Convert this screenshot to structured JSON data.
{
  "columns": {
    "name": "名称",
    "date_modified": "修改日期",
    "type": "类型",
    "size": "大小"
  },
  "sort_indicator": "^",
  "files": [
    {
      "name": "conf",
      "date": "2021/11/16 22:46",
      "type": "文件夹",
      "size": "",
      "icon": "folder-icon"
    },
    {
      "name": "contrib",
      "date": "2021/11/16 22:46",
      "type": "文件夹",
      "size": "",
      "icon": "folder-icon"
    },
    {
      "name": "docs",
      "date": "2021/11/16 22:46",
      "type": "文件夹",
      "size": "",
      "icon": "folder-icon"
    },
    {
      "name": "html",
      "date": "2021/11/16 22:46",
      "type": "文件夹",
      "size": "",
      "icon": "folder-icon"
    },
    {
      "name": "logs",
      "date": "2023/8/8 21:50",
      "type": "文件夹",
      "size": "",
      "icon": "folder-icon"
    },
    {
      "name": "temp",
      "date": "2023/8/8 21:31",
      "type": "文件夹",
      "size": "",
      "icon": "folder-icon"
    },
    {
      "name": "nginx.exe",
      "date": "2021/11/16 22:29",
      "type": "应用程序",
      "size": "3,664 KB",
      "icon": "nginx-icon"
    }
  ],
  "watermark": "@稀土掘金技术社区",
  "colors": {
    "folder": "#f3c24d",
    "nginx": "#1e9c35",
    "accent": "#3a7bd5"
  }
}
==
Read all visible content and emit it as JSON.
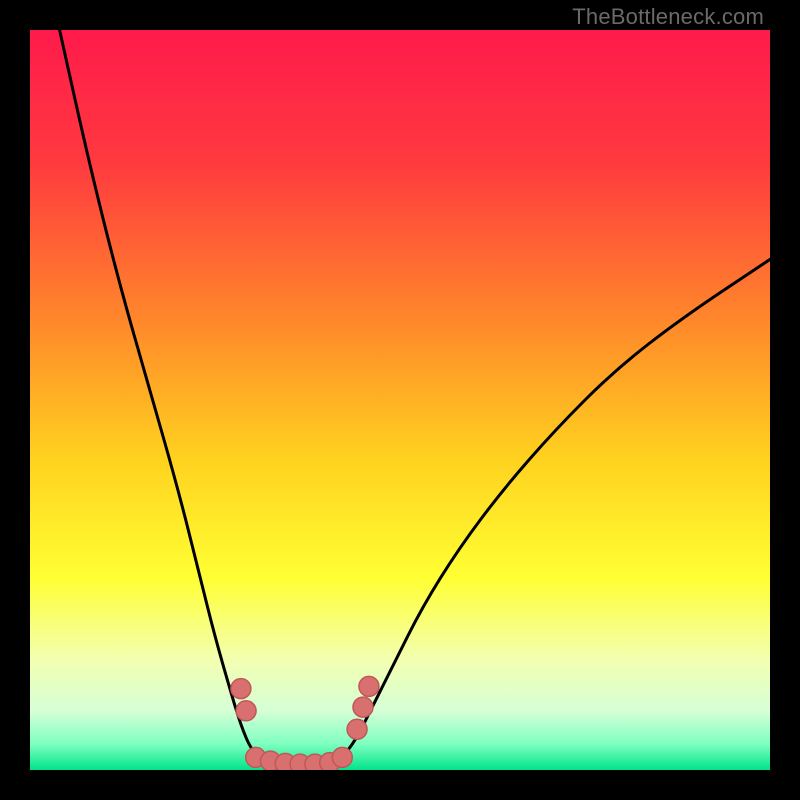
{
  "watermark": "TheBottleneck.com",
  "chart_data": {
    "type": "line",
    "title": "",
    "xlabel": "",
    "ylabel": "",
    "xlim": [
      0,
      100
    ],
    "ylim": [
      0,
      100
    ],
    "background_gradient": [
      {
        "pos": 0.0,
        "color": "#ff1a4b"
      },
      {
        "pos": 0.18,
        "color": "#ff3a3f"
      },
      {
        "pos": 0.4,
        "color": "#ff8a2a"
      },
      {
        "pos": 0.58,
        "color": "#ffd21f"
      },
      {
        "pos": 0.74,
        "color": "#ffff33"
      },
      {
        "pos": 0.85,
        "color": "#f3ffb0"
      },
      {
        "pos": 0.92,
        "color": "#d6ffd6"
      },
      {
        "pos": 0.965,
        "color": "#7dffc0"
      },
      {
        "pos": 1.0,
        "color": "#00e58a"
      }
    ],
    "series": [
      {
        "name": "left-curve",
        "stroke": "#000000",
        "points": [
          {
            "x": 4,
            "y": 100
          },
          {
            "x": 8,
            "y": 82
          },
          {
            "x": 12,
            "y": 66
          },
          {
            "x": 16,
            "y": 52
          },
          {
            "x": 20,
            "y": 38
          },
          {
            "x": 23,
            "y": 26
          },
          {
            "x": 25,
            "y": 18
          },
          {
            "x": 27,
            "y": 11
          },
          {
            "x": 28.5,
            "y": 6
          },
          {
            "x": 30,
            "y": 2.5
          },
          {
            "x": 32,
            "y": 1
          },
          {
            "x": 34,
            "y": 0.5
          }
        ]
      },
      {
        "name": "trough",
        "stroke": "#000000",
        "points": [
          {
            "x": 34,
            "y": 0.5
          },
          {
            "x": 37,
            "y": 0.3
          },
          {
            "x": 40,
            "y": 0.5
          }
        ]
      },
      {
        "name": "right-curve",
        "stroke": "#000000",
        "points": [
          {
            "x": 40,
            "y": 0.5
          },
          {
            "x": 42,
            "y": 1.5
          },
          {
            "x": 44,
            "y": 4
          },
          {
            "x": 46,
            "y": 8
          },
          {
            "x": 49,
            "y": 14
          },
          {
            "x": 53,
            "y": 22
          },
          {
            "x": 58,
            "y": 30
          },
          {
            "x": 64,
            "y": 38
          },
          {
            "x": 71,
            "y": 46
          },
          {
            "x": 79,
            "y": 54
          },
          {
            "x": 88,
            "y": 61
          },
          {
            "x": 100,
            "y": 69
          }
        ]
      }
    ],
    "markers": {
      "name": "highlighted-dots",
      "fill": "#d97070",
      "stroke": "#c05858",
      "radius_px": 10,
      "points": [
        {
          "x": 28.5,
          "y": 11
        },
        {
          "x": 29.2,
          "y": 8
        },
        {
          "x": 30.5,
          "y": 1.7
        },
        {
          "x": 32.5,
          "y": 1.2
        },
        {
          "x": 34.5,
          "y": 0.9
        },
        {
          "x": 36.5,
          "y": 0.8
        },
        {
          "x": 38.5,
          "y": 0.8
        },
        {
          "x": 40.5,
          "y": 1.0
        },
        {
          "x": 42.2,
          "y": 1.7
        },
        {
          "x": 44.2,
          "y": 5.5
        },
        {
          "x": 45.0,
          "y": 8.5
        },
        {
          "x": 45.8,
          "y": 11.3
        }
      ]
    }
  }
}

*Given task*: Figure out how many lines above include the string "name", then report that number and nothing else.

*Full response*: 12